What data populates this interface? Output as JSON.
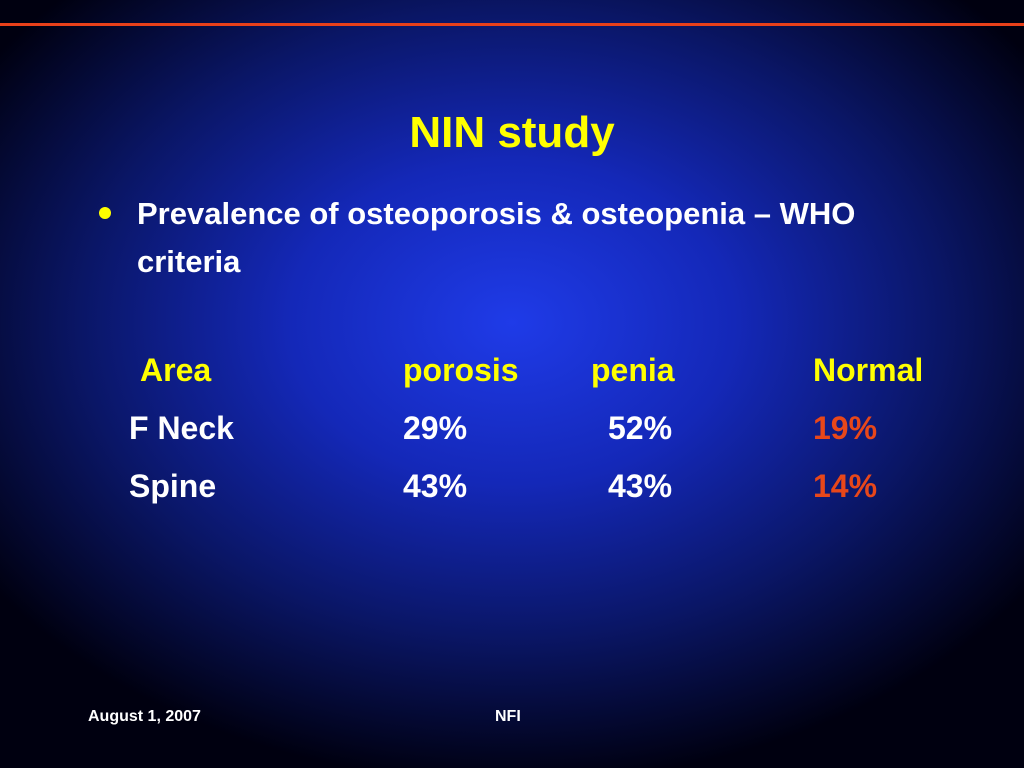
{
  "title": "NIN study",
  "bullet": {
    "text": "Prevalence of osteoporosis & osteopenia – WHO criteria"
  },
  "table": {
    "header": [
      "Area",
      "porosis",
      "penia",
      "Normal"
    ],
    "rows": [
      [
        "F Neck",
        "29%",
        "52%",
        "19%"
      ],
      [
        "Spine",
        "43%",
        "43%",
        "14%"
      ]
    ]
  },
  "footer": {
    "date": "August 1, 2007",
    "org": "NFI"
  }
}
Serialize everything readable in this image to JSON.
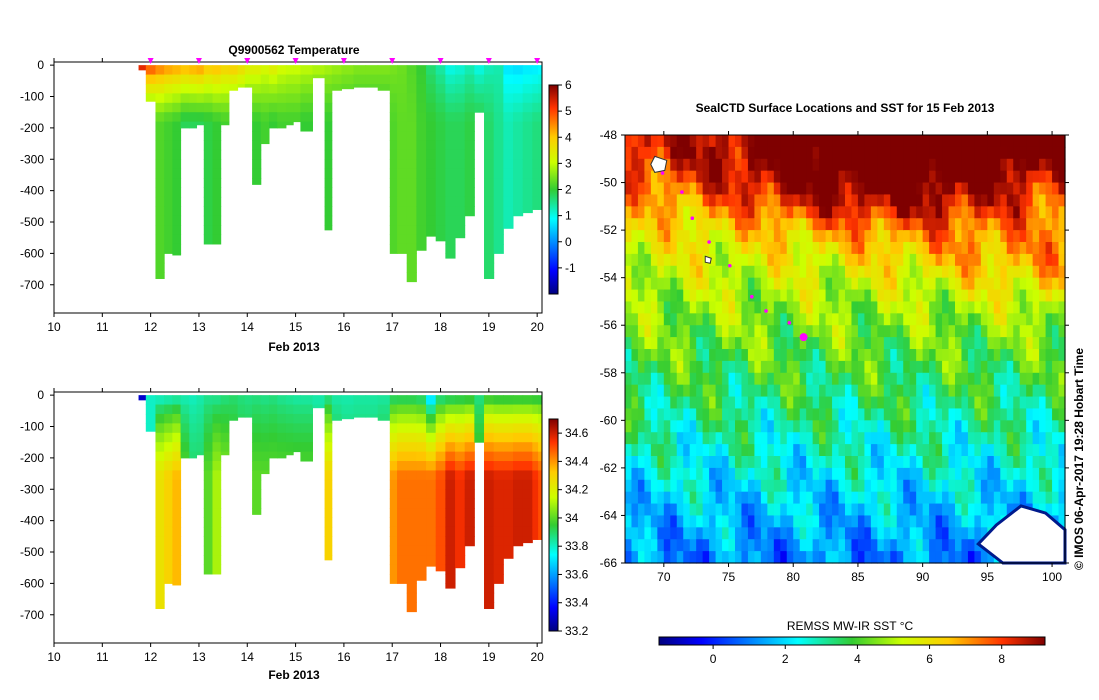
{
  "chart_data": [
    {
      "type": "heatmap",
      "id": "temperature",
      "title": "Q9900562  Temperature",
      "xlabel": "Feb 2013",
      "xlim": [
        10,
        20.1
      ],
      "x_ticks": [
        "10",
        "11",
        "12",
        "13",
        "14",
        "15",
        "16",
        "17",
        "18",
        "19",
        "20"
      ],
      "ylim": [
        -790,
        10
      ],
      "y_ticks": [
        "0",
        "-100",
        "-200",
        "-300",
        "-400",
        "-500",
        "-600",
        "-700"
      ],
      "colorbar": {
        "min": -2,
        "max": 6,
        "ticks": [
          "-1",
          "0",
          "1",
          "2",
          "3",
          "4",
          "5",
          "6"
        ]
      },
      "profile_days": [
        11.75,
        11.9,
        12.1,
        12.28,
        12.45,
        12.62,
        12.8,
        12.95,
        13.1,
        13.28,
        13.45,
        13.62,
        13.8,
        13.95,
        14.1,
        14.28,
        14.45,
        14.62,
        14.8,
        14.95,
        15.1,
        15.35,
        15.6,
        15.75,
        15.95,
        16.2,
        16.45,
        16.7,
        16.95,
        17.1,
        17.3,
        17.5,
        17.7,
        17.9,
        18.1,
        18.3,
        18.5,
        18.7,
        18.9,
        19.1,
        19.3,
        19.5,
        19.7,
        19.9,
        20.02
      ],
      "profile_max_depth": [
        15,
        115,
        680,
        600,
        605,
        200,
        200,
        190,
        570,
        570,
        190,
        80,
        70,
        70,
        380,
        250,
        200,
        200,
        190,
        180,
        210,
        40,
        525,
        80,
        75,
        70,
        70,
        80,
        600,
        600,
        690,
        590,
        545,
        560,
        615,
        550,
        480,
        150,
        680,
        600,
        520,
        480,
        470,
        460,
        460
      ],
      "surface_temps": [
        6,
        5.3,
        4.9,
        4.7,
        4.6,
        4.5,
        4.6,
        4.7,
        4.3,
        4.4,
        4.1,
        4.2,
        3.9,
        3.6,
        3.6,
        3.4,
        3.6,
        3.3,
        3.2,
        3.2,
        3.1,
        3.0,
        2.9,
        2.8,
        2.7,
        2.6,
        2.6,
        2.6,
        2.5,
        2.4,
        2.2,
        2.0,
        1.6,
        1.3,
        0.9,
        1.0,
        1.2,
        0.9,
        1.2,
        1.3,
        0.6,
        0.5,
        0.6,
        0.6,
        0.7
      ],
      "deep_temps": [
        2,
        1.9,
        2.2,
        2.1,
        2.0,
        1.8,
        1.8,
        1.8,
        1.9,
        2.0,
        2.1,
        2.0,
        2.1,
        2.0,
        2.0,
        2.1,
        2.0,
        2.1,
        2.1,
        2.1,
        2.0,
        2.0,
        2.0,
        2.0,
        2.0,
        2.0,
        2.0,
        2.0,
        2.2,
        2.3,
        2.3,
        2.1,
        2.0,
        1.9,
        1.8,
        1.8,
        1.9,
        1.9,
        1.7,
        1.5,
        1.3,
        1.4,
        1.5,
        1.6,
        1.6
      ],
      "marker_days": [
        12,
        13,
        14,
        15,
        16,
        17,
        18,
        19,
        20
      ]
    },
    {
      "type": "heatmap",
      "id": "salinity",
      "title": "",
      "xlabel": "Feb 2013",
      "xlim": [
        10,
        20.1
      ],
      "x_ticks": [
        "10",
        "11",
        "12",
        "13",
        "14",
        "15",
        "16",
        "17",
        "18",
        "19",
        "20"
      ],
      "ylim": [
        -790,
        10
      ],
      "y_ticks": [
        "0",
        "-100",
        "-200",
        "-300",
        "-400",
        "-500",
        "-600",
        "-700"
      ],
      "colorbar": {
        "min": 33.2,
        "max": 34.7,
        "ticks": [
          "33.2",
          "33.4",
          "33.6",
          "33.8",
          "34",
          "34.2",
          "34.4",
          "34.6"
        ]
      },
      "surface_sal": [
        33.3,
        33.8,
        33.75,
        33.76,
        33.77,
        33.8,
        33.8,
        33.82,
        33.84,
        33.83,
        33.86,
        33.88,
        33.87,
        33.86,
        33.86,
        33.85,
        33.86,
        33.84,
        33.83,
        33.82,
        33.82,
        33.82,
        33.82,
        33.82,
        33.82,
        33.83,
        33.83,
        33.83,
        33.84,
        33.84,
        33.84,
        33.82,
        33.6,
        33.8,
        33.82,
        33.84,
        33.85,
        33.86,
        33.87,
        33.86,
        33.86,
        33.86,
        33.86,
        33.86,
        33.86
      ],
      "deep_sal": [
        33.3,
        33.8,
        34.25,
        34.3,
        34.35,
        34.0,
        33.9,
        33.9,
        34.0,
        34.1,
        34.05,
        34.0,
        33.95,
        33.95,
        34.0,
        34.0,
        34.0,
        34.0,
        34.0,
        34.0,
        34.0,
        33.9,
        34.3,
        33.95,
        33.9,
        33.9,
        33.9,
        33.95,
        34.4,
        34.45,
        34.45,
        34.45,
        34.45,
        34.5,
        34.6,
        34.55,
        34.6,
        34.0,
        34.6,
        34.58,
        34.58,
        34.6,
        34.6,
        34.55,
        34.5
      ]
    },
    {
      "type": "heatmap",
      "id": "sst-map",
      "title": "SealCTD Surface Locations and SST for 15 Feb 2013",
      "xlim": [
        67,
        101
      ],
      "ylim": [
        -66,
        -48
      ],
      "x_ticks": [
        "70",
        "75",
        "80",
        "85",
        "90",
        "95",
        "100"
      ],
      "y_ticks": [
        "-48",
        "-50",
        "-52",
        "-54",
        "-56",
        "-58",
        "-60",
        "-62",
        "-64",
        "-66"
      ],
      "colorbar": {
        "label": "REMSS MW-IR SST °C",
        "min": -1.5,
        "max": 9.2,
        "ticks": [
          "0",
          "2",
          "4",
          "6",
          "8"
        ]
      },
      "track": [
        {
          "lon": 69.9,
          "lat": -49.6
        },
        {
          "lon": 71.4,
          "lat": -50.4
        },
        {
          "lon": 72.2,
          "lat": -51.5
        },
        {
          "lon": 73.5,
          "lat": -52.5
        },
        {
          "lon": 75.1,
          "lat": -53.5
        },
        {
          "lon": 76.8,
          "lat": -54.8
        },
        {
          "lon": 77.9,
          "lat": -55.4
        },
        {
          "lon": 79.7,
          "lat": -55.9
        },
        {
          "lon": 80.8,
          "lat": -56.5
        }
      ],
      "latest": {
        "lon": 80.8,
        "lat": -56.5
      }
    }
  ],
  "credit": "© IMOS 06-Apr-2017 19:28 Hobart Time",
  "colors": {
    "track": "#ff00ff",
    "land": "#ffffff",
    "axis": "#000000"
  }
}
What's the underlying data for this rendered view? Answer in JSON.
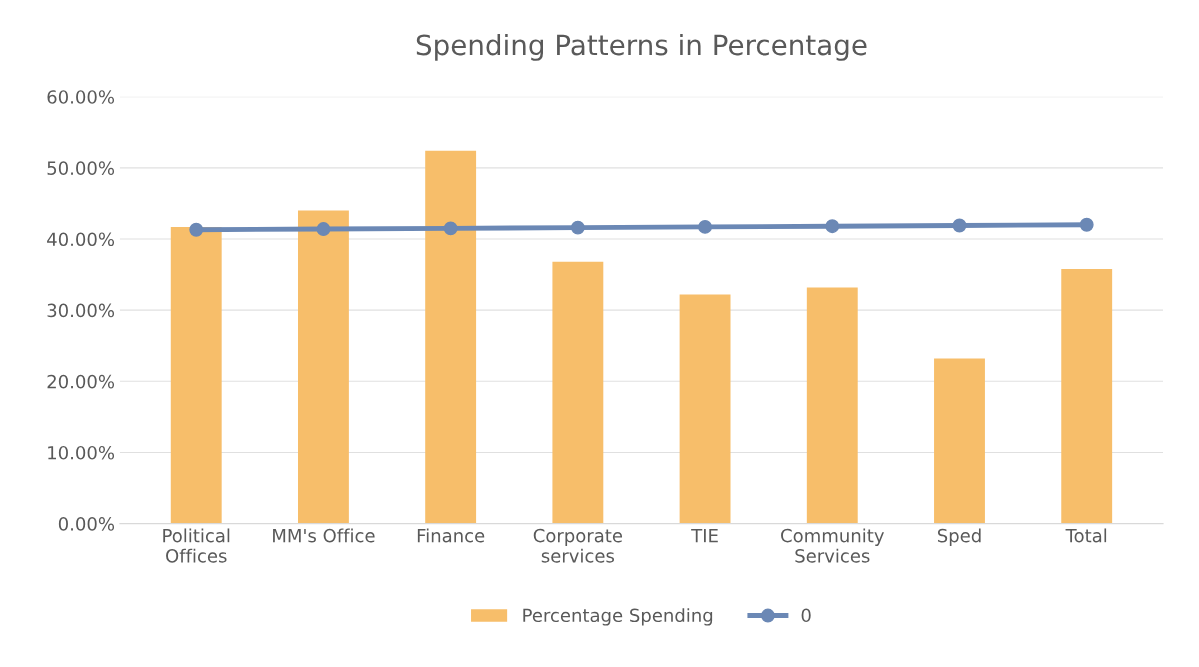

--------------------

*OBJECTIVE*
Search the data above for the string "What" and return every line that has it.

*THE ANSWER*
What data populates this interface? Output as JSON.
What's the underlying data for this rendered view? Answer in JSON.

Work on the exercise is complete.